In the listing below, count the lines with "Roland" and report only the figure.

-.-.-

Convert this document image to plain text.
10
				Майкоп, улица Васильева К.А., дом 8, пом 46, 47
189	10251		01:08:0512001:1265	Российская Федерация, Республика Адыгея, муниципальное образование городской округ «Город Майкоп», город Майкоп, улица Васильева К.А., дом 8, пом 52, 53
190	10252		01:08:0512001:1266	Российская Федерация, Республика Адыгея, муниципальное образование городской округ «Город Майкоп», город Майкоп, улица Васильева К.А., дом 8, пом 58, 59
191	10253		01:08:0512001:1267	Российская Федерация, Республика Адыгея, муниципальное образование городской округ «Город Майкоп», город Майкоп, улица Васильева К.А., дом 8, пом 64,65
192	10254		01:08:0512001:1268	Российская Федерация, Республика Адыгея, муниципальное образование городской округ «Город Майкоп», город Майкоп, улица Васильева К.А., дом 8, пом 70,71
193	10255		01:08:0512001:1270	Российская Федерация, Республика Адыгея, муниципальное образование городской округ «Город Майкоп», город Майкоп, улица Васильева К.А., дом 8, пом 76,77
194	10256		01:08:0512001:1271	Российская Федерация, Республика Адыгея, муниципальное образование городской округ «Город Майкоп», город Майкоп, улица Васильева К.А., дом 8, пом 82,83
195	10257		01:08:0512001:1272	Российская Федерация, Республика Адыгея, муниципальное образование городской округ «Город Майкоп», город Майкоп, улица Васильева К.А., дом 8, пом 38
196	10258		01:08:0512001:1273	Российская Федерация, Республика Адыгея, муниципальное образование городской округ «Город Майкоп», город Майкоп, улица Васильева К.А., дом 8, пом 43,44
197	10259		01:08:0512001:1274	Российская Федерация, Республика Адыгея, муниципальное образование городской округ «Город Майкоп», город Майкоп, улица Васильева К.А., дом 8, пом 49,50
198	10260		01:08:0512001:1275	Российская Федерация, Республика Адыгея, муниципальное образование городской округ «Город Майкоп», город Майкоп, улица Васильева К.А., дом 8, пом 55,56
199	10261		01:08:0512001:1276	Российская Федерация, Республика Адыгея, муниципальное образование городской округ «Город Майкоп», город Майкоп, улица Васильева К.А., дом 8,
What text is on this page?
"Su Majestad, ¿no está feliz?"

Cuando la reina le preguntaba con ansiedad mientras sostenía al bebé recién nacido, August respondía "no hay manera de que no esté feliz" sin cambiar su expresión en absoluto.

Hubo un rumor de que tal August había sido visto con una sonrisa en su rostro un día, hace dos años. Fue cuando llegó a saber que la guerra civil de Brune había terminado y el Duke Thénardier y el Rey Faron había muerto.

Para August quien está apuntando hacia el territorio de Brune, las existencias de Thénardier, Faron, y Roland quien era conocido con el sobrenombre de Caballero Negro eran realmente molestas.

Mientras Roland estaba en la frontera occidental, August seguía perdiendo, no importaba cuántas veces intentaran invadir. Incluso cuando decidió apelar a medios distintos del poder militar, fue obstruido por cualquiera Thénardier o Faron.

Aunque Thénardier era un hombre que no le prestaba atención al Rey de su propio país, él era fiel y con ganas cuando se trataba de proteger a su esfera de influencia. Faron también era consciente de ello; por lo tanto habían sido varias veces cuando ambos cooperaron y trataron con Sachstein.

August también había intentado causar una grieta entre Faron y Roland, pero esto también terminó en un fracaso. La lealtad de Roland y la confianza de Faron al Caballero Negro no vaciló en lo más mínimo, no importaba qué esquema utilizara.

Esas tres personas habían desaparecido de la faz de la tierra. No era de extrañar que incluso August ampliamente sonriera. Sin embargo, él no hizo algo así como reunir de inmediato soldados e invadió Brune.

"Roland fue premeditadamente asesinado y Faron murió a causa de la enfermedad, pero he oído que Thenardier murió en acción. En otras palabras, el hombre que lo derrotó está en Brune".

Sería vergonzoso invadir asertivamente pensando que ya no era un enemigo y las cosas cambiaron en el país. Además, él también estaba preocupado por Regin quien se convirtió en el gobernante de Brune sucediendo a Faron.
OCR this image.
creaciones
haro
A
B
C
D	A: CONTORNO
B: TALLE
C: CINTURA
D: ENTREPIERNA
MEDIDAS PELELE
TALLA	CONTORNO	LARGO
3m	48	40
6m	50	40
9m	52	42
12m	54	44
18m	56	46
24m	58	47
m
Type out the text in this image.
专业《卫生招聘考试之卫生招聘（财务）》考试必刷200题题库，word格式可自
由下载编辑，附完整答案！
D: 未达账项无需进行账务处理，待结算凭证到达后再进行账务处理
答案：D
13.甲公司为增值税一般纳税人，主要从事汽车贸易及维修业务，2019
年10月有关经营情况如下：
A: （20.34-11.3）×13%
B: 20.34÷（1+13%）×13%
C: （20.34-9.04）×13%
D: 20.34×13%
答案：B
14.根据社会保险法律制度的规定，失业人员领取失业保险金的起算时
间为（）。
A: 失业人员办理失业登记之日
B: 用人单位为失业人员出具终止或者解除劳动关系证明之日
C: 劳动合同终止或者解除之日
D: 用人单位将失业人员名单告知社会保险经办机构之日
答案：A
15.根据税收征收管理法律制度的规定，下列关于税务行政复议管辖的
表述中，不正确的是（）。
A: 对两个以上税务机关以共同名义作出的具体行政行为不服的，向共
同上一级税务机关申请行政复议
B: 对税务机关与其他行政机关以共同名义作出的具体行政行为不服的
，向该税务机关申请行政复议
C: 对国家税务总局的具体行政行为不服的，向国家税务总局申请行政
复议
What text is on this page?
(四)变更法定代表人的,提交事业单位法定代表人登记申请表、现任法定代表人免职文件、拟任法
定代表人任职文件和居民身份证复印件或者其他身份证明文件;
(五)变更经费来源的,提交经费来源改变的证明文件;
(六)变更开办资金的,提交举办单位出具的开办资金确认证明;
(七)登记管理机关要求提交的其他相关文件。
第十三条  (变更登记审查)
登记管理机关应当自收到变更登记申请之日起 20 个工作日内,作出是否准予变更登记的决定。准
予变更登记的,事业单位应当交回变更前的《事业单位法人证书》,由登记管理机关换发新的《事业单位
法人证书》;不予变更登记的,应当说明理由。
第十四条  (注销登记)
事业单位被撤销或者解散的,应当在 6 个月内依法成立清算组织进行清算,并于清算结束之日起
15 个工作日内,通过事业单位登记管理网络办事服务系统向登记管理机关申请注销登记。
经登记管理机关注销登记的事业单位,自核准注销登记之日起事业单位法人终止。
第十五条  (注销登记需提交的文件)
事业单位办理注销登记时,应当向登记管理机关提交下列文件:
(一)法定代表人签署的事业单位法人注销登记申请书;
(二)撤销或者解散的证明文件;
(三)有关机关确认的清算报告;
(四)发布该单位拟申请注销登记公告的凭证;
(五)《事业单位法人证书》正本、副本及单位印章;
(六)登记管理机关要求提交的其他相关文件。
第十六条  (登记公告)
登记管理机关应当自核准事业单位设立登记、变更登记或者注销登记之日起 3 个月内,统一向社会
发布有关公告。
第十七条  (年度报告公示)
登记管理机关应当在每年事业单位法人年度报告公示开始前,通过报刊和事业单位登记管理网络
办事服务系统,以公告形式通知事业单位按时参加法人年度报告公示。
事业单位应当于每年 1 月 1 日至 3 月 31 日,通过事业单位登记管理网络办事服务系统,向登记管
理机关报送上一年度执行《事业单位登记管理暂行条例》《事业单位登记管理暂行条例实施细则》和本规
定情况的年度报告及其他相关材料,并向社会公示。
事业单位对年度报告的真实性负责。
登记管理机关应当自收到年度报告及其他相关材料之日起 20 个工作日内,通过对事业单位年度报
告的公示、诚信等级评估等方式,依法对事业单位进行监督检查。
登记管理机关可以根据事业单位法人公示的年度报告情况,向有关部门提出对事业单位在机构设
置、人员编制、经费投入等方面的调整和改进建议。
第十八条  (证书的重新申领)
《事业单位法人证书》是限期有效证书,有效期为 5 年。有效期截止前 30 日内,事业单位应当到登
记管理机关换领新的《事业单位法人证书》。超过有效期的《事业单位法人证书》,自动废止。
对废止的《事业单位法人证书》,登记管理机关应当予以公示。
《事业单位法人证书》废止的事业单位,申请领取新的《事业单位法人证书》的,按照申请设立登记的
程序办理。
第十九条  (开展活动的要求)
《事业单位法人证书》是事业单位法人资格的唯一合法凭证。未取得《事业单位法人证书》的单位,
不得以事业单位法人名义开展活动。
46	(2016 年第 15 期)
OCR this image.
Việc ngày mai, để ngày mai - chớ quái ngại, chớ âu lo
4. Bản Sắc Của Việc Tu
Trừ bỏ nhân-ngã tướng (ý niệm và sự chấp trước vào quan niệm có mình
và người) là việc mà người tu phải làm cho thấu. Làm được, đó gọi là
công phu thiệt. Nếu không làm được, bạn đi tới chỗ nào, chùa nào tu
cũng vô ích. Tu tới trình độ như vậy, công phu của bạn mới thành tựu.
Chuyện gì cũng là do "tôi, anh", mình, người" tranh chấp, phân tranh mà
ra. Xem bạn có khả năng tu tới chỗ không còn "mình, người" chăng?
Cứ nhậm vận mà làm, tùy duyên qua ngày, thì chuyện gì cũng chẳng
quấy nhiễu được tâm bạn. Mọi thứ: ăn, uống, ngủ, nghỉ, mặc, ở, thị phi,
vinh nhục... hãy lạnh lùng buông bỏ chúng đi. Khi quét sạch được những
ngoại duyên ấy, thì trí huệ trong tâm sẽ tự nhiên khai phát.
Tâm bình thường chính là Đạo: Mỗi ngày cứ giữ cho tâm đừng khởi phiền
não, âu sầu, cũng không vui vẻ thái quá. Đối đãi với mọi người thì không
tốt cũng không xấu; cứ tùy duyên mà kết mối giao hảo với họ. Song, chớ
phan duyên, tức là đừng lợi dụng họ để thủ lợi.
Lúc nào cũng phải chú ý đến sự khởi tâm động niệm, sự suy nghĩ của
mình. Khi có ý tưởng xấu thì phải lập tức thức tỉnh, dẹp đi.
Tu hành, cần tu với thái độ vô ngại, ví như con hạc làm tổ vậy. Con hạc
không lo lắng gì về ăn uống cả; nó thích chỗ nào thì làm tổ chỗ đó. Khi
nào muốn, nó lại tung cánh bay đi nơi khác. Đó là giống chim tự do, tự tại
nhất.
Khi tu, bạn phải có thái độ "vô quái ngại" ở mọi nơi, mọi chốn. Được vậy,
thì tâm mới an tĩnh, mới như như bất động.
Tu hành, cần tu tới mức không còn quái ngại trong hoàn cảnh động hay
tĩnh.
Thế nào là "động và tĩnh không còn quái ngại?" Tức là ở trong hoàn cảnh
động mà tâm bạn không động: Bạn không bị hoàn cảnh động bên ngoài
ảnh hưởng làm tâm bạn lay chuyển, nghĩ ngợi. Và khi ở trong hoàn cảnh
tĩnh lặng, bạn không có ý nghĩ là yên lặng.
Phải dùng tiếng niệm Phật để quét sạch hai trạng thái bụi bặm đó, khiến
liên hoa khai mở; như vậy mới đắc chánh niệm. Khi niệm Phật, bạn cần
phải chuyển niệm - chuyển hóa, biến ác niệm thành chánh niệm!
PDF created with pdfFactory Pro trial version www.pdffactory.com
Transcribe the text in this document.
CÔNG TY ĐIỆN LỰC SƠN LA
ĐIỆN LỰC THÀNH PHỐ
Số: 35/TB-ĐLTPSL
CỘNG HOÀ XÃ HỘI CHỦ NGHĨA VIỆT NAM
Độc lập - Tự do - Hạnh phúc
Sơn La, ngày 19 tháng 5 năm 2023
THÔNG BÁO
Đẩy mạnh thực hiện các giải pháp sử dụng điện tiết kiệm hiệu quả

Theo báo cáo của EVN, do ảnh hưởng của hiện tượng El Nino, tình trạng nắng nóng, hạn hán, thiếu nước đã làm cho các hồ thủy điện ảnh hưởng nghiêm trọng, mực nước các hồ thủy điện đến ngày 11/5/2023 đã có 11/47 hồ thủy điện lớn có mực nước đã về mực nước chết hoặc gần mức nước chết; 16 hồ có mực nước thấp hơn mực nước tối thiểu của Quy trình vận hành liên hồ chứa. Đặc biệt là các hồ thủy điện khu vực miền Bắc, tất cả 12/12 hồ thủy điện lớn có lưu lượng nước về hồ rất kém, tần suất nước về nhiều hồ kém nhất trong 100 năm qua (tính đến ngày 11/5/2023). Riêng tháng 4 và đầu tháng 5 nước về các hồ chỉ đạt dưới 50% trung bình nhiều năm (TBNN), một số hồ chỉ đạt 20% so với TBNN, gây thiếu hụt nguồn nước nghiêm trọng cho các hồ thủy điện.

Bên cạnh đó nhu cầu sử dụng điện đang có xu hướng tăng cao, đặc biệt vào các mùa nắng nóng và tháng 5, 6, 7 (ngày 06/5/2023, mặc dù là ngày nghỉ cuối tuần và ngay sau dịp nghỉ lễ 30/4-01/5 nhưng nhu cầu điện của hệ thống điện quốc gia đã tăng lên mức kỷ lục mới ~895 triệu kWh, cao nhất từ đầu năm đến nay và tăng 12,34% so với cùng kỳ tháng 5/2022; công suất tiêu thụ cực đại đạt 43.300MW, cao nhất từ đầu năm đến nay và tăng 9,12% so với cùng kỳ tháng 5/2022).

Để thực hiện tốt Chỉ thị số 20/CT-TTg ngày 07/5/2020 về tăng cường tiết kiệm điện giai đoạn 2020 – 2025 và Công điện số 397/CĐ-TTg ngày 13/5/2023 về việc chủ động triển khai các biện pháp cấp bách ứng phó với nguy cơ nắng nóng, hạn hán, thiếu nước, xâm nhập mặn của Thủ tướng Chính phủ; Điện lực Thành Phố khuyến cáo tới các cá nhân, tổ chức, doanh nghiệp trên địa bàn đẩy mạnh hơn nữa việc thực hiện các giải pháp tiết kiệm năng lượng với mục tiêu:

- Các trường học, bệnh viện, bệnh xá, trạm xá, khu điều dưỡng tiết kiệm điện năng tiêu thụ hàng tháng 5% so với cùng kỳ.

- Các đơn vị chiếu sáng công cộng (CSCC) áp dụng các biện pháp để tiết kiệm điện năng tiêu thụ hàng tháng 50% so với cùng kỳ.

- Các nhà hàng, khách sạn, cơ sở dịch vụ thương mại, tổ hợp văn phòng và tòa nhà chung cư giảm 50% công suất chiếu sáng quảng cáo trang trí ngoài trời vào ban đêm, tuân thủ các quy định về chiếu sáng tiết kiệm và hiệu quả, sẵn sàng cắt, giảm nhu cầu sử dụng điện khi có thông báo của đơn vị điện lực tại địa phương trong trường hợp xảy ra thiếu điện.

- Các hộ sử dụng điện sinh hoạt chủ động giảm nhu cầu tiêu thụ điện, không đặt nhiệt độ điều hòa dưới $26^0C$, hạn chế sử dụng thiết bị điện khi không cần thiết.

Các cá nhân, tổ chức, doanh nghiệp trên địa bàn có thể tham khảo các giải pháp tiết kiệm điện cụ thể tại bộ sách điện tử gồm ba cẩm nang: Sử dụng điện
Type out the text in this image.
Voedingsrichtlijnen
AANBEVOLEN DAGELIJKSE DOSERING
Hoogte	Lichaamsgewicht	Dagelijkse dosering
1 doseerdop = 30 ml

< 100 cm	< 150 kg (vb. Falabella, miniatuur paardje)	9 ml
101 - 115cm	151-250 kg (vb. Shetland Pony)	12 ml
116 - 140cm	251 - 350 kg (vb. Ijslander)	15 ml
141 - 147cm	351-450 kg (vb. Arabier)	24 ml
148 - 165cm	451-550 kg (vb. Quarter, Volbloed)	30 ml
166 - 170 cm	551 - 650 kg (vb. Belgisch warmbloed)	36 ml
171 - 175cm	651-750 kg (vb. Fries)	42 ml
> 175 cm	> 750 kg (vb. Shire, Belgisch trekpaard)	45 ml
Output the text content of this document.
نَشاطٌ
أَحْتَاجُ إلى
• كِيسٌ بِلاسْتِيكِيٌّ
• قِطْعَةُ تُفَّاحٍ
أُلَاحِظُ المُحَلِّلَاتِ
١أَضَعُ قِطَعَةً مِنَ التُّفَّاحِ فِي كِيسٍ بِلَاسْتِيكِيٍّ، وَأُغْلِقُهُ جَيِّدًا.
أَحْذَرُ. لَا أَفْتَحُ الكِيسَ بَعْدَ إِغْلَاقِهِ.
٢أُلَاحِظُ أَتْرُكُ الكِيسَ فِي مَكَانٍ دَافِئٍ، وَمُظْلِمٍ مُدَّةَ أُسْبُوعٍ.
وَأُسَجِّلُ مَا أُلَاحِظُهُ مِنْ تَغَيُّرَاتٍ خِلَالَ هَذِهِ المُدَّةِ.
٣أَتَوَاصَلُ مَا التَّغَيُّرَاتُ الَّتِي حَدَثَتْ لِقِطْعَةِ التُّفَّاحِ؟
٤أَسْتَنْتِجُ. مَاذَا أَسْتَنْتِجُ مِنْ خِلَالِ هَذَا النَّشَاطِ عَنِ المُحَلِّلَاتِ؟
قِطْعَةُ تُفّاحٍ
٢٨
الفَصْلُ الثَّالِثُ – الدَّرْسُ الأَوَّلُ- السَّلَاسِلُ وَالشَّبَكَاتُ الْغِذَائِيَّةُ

-.-.-

» **Written response**
4